[Data excerpts]

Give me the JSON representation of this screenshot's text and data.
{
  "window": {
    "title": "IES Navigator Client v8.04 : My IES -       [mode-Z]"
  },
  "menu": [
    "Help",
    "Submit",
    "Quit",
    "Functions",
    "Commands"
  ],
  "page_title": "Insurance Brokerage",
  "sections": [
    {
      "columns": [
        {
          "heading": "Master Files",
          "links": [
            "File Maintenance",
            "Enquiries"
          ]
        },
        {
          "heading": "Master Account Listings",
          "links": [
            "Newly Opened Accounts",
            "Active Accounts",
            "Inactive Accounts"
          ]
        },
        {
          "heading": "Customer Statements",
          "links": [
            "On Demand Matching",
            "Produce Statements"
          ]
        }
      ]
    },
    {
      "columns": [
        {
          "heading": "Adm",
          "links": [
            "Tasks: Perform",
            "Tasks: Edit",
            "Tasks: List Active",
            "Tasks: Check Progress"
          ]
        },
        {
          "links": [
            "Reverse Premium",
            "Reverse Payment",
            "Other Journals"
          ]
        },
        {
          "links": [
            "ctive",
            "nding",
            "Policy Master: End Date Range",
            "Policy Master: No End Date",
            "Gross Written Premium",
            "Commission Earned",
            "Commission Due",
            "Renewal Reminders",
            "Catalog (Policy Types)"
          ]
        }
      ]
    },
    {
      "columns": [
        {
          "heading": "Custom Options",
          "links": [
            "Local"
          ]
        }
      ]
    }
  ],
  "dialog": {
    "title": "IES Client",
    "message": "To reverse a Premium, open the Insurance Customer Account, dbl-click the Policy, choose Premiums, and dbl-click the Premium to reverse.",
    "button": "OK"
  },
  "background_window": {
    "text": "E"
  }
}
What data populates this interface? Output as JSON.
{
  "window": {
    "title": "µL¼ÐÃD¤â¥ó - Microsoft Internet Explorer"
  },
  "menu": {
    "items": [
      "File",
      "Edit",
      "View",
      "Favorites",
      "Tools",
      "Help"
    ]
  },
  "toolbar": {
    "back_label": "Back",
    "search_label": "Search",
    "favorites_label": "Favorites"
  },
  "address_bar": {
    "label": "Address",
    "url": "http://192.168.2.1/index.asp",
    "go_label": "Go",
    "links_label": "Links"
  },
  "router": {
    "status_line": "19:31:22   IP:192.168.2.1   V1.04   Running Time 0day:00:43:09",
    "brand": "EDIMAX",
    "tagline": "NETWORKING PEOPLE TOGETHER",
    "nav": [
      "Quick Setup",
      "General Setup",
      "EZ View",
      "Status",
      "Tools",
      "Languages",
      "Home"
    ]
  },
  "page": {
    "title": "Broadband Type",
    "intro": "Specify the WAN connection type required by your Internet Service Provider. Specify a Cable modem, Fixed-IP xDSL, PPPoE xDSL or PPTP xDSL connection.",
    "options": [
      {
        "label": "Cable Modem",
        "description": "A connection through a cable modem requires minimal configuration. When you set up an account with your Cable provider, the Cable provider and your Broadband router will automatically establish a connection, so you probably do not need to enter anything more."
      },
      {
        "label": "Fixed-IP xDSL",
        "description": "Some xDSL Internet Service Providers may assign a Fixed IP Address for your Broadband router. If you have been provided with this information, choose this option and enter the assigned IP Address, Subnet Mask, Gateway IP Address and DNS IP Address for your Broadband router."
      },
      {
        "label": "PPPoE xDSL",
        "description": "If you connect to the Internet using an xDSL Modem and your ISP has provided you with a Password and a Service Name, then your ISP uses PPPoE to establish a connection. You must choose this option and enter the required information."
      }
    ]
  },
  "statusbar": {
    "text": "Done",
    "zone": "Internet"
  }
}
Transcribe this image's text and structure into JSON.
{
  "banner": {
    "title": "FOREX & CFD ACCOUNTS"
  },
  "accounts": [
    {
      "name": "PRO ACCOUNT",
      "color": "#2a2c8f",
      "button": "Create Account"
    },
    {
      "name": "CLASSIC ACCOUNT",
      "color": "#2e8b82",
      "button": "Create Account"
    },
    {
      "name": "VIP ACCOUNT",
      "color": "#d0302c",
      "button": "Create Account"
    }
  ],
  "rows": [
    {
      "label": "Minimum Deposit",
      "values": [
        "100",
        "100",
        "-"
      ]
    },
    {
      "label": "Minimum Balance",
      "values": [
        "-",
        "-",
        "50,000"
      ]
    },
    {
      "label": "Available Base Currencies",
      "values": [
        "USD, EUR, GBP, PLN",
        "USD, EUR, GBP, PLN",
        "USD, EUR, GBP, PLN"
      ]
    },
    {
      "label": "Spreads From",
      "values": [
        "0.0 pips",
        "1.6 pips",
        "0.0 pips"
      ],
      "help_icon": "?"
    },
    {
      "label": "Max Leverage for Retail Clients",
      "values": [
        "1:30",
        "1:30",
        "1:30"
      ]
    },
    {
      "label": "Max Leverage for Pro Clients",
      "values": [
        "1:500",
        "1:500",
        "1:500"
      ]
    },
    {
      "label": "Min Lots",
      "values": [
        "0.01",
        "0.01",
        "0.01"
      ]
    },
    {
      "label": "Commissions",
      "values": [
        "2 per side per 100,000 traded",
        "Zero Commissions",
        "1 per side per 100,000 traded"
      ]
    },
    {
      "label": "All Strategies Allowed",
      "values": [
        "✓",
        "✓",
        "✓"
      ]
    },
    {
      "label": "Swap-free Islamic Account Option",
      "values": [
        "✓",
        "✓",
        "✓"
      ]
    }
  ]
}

■ **YOUR INSTRUCTIONS**
The records above are to be repeated exactly, in their entirety.

■ **FINISHED ANSWER**
Give me the JSON representation of this screenshot's text and data.
{
  "window": {
    "title": "IES Navigator Client v8.04 : My IES -       [mode-Z]"
  },
  "menu": [
    "Help",
    "Submit",
    "Quit",
    "Functions",
    "Commands"
  ],
  "page_title": "Insurance Brokerage",
  "sections": [
    {
      "columns": [
        {
          "heading": "Master Files",
          "links": [
            "File Maintenance",
            "Enquiries"
          ]
        },
        {
          "heading": "Master Account Listings",
          "links": [
            "Newly Opened Accounts",
            "Active Accounts",
            "Inactive Accounts"
          ]
        },
        {
          "heading": "Customer Statements",
          "links": [
            "On Demand Matching",
            "Produce Statements"
          ]
        }
      ]
    },
    {
      "columns": [
        {
          "heading": "Adm",
          "links": [
            "Tasks: Perform",
            "Tasks: Edit",
            "Tasks: List Active",
            "Tasks: Check Progress"
          ]
        },
        {
          "links": [
            "Reverse Premium",
            "Reverse Payment",
            "Other Journals"
          ]
        },
        {
          "links": [
            "ctive",
            "nding",
            "Policy Master: End Date Range",
            "Policy Master: No End Date",
            "Gross Written Premium",
            "Commission Earned",
            "Commission Due",
            "Renewal Reminders",
            "Catalog (Policy Types)"
          ]
        }
      ]
    },
    {
      "columns": [
        {
          "heading": "Custom Options",
          "links": [
            "Local"
          ]
        }
      ]
    }
  ],
  "dialog": {
    "title": "IES Client",
    "message": "To reverse a Premium, open the Insurance Customer Account, dbl-click the Policy, choose Premiums, and dbl-click the Premium to reverse.",
    "button": "OK"
  },
  "background_window": {
    "text": "E"
  }
}
What data populates this interface? Output as JSON.
{
  "window": {
    "title": "µL¼ÐÃD¤â¥ó - Microsoft Internet Explorer"
  },
  "menu": {
    "items": [
      "File",
      "Edit",
      "View",
      "Favorites",
      "Tools",
      "Help"
    ]
  },
  "toolbar": {
    "back_label": "Back",
    "search_label": "Search",
    "favorites_label": "Favorites"
  },
  "address_bar": {
    "label": "Address",
    "url": "http://192.168.2.1/index.asp",
    "go_label": "Go",
    "links_label": "Links"
  },
  "router": {
    "status_line": "19:31:22   IP:192.168.2.1   V1.04   Running Time 0day:00:43:09",
    "brand": "EDIMAX",
    "tagline": "NETWORKING PEOPLE TOGETHER",
    "nav": [
      "Quick Setup",
      "General Setup",
      "EZ View",
      "Status",
      "Tools",
      "Languages",
      "Home"
    ]
  },
  "page": {
    "title": "Broadband Type",
    "intro": "Specify the WAN connection type required by your Internet Service Provider. Specify a Cable modem, Fixed-IP xDSL, PPPoE xDSL or PPTP xDSL connection.",
    "options": [
      {
        "label": "Cable Modem",
        "description": "A connection through a cable modem requires minimal configuration. When you set up an account with your Cable provider, the Cable provider and your Broadband router will automatically establish a connection, so you probably do not need to enter anything more."
      },
      {
        "label": "Fixed-IP xDSL",
        "description": "Some xDSL Internet Service Providers may assign a Fixed IP Address for your Broadband router. If you have been provided with this information, choose this option and enter the assigned IP Address, Subnet Mask, Gateway IP Address and DNS IP Address for your Broadband router."
      },
      {
        "label": "PPPoE xDSL",
        "description": "If you connect to the Internet using an xDSL Modem and your ISP has provided you with a Password and a Service Name, then your ISP uses PPPoE to establish a connection. You must choose this option and enter the required information."
      }
    ]
  },
  "statusbar": {
    "text": "Done",
    "zone": "Internet"
  }
}
Transcribe this image's text and structure into JSON.
{
  "banner": {
    "title": "FOREX & CFD ACCOUNTS"
  },
  "accounts": [
    {
      "name": "PRO ACCOUNT",
      "color": "#2a2c8f",
      "button": "Create Account"
    },
    {
      "name": "CLASSIC ACCOUNT",
      "color": "#2e8b82",
      "button": "Create Account"
    },
    {
      "name": "VIP ACCOUNT",
      "color": "#d0302c",
      "button": "Create Account"
    }
  ],
  "rows": [
    {
      "label": "Minimum Deposit",
      "values": [
        "100",
        "100",
        "-"
      ]
    },
    {
      "label": "Minimum Balance",
      "values": [
        "-",
        "-",
        "50,000"
      ]
    },
    {
      "label": "Available Base Currencies",
      "values": [
        "USD, EUR, GBP, PLN",
        "USD, EUR, GBP, PLN",
        "USD, EUR, GBP, PLN"
      ]
    },
    {
      "label": "Spreads From",
      "values": [
        "0.0 pips",
        "1.6 pips",
        "0.0 pips"
      ],
      "help_icon": "?"
    },
    {
      "label": "Max Leverage for Retail Clients",
      "values": [
        "1:30",
        "1:30",
        "1:30"
      ]
    },
    {
      "label": "Max Leverage for Pro Clients",
      "values": [
        "1:500",
        "1:500",
        "1:500"
      ]
    },
    {
      "label": "Min Lots",
      "values": [
        "0.01",
        "0.01",
        "0.01"
      ]
    },
    {
      "label": "Commissions",
      "values": [
        "2 per side per 100,000 traded",
        "Zero Commissions",
        "1 per side per 100,000 traded"
      ]
    },
    {
      "label": "All Strategies Allowed",
      "values": [
        "✓",
        "✓",
        "✓"
      ]
    },
    {
      "label": "Swap-free Islamic Account Option",
      "values": [
        "✓",
        "✓",
        "✓"
      ]
    }
  ]
}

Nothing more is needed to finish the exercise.